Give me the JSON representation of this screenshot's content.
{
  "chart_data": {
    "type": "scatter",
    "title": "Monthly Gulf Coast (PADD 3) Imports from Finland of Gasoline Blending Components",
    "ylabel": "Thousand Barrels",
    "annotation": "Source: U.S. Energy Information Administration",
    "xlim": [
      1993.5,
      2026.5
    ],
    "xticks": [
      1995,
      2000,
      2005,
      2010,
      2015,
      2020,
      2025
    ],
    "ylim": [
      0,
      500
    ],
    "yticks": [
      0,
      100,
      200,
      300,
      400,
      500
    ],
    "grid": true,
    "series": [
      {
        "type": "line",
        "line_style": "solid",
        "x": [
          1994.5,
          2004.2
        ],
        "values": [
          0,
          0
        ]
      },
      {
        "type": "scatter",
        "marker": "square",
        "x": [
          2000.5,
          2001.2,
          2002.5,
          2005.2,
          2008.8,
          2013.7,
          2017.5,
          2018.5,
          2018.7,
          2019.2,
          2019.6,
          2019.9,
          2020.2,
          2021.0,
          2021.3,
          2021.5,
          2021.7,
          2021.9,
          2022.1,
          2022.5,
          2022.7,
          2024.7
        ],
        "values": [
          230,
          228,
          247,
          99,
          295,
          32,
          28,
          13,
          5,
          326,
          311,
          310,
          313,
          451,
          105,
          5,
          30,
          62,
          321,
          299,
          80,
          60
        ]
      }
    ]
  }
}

* [GIVEN TASK] Find the lines that include the string "type", then copy each of them.

* [CORRECT RESULT]
    "type": "scatter",
        "type": "line",
        "type": "scatter",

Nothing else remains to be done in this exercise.